Figure content listings

::::::::

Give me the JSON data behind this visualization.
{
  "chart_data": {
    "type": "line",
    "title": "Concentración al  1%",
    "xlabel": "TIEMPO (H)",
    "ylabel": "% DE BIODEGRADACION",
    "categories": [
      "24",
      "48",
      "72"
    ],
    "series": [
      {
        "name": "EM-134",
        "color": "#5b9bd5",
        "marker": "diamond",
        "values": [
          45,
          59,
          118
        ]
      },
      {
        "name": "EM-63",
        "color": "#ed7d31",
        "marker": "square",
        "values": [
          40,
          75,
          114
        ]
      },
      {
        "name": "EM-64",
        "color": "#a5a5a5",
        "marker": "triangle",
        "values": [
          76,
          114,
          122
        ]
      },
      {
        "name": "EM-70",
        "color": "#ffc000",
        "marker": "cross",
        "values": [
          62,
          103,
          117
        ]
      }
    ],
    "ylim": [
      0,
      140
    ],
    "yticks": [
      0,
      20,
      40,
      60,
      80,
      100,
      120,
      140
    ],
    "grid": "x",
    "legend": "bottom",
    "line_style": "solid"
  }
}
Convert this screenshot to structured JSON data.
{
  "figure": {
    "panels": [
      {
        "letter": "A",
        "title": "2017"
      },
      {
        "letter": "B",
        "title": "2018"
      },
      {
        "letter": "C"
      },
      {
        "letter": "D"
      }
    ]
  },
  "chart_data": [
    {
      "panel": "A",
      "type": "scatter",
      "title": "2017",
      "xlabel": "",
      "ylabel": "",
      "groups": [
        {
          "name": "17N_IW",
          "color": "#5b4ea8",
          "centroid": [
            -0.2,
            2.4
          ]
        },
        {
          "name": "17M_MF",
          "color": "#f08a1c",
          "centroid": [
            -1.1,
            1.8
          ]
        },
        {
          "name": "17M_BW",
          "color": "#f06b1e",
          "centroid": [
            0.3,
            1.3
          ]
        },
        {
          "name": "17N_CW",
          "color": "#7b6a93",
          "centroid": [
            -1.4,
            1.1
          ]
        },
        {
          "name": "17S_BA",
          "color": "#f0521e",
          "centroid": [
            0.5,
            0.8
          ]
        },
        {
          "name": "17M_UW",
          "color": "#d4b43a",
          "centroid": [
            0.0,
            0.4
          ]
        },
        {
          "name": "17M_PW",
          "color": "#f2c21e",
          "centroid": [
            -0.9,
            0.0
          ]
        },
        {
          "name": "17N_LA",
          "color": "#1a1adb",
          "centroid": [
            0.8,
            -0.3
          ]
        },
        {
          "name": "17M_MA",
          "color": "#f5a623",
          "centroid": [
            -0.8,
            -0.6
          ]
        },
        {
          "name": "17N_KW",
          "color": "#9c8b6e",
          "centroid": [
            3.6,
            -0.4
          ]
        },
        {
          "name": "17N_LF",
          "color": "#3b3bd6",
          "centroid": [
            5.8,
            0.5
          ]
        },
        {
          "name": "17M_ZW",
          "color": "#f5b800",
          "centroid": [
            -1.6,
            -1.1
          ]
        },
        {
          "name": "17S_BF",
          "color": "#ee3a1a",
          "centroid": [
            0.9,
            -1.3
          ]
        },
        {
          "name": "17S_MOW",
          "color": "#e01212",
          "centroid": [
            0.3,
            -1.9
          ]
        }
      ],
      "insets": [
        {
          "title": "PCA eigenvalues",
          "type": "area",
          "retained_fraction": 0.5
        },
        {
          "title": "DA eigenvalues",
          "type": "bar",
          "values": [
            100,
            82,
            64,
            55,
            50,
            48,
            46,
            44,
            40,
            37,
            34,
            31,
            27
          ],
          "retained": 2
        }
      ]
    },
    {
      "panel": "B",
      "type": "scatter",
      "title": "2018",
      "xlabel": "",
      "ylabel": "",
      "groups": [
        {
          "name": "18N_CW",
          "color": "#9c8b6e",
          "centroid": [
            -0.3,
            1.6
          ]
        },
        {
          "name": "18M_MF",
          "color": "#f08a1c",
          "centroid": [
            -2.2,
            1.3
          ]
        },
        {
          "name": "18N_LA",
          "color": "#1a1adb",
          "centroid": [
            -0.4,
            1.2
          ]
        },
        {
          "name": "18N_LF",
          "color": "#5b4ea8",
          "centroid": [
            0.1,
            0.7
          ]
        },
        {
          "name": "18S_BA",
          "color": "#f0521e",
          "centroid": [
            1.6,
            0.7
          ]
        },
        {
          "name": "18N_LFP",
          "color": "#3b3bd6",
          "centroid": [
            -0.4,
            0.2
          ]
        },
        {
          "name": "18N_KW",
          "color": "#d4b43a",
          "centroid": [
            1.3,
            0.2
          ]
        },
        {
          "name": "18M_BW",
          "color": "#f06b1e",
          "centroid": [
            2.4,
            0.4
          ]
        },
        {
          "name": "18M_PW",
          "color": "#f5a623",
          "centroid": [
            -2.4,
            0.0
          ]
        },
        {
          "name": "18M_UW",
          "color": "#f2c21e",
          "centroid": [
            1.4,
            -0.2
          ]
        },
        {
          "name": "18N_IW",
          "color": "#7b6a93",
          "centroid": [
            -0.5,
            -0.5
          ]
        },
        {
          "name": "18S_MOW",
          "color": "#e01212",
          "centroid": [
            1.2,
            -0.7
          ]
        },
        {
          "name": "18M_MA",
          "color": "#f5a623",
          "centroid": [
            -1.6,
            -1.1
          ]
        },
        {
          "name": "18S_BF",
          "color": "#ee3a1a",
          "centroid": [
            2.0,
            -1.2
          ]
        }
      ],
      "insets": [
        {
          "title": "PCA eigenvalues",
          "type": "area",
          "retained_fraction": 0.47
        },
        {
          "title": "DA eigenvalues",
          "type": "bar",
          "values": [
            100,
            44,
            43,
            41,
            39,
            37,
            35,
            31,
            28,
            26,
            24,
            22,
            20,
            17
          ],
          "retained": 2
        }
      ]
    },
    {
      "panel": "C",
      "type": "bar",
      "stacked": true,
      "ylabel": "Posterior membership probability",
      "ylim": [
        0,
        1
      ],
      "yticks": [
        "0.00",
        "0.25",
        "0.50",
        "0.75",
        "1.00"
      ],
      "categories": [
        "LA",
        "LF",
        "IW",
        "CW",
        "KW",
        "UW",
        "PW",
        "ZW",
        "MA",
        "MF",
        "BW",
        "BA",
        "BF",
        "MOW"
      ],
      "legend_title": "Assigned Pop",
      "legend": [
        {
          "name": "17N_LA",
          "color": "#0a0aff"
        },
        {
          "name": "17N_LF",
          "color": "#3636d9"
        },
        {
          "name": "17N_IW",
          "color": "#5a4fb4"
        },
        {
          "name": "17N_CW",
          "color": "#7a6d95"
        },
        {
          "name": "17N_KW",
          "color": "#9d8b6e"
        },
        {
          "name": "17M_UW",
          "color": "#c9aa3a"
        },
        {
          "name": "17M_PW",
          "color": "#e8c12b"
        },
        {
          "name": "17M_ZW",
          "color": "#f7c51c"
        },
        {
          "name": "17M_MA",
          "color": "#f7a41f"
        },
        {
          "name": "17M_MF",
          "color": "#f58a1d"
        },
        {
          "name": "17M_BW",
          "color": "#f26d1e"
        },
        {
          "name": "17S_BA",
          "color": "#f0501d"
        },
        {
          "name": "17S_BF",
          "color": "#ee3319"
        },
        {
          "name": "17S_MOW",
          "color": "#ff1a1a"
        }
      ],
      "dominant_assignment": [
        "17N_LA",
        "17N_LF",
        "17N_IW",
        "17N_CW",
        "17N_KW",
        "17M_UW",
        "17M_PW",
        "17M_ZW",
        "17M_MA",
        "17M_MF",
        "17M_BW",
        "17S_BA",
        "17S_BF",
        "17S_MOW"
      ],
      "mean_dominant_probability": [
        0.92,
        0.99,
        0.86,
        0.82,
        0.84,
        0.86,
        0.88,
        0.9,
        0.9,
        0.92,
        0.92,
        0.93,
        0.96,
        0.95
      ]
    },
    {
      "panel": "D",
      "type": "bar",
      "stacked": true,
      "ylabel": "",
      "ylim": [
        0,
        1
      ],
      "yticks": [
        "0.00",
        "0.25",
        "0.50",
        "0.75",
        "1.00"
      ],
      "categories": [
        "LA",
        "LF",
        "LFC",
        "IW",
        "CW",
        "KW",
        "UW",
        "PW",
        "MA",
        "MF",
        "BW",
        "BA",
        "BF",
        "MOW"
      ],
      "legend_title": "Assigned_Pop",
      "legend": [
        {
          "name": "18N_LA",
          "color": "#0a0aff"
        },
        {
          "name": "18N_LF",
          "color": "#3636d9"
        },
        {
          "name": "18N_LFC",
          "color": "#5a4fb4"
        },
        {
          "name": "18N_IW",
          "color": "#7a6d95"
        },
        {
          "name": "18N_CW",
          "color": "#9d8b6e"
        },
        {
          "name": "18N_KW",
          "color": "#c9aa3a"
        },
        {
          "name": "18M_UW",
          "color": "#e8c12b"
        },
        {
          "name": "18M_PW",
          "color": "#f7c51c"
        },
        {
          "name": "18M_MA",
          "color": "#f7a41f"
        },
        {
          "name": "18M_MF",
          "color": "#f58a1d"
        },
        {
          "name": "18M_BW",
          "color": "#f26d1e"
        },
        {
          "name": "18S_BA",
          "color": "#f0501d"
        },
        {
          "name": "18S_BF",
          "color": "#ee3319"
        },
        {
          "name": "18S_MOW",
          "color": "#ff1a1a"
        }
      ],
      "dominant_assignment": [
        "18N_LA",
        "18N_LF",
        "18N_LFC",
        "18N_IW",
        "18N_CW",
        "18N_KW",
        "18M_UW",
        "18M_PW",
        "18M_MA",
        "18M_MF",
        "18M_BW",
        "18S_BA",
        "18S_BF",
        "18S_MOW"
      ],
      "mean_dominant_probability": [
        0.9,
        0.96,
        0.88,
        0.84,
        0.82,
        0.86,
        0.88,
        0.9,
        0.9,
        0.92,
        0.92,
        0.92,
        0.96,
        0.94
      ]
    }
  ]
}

::::::::

What is needed
Choose all lines containing the string "JSON" and copy them out.

Solution to this task
Give me the JSON data behind this visualization.
Convert this screenshot to structured JSON data.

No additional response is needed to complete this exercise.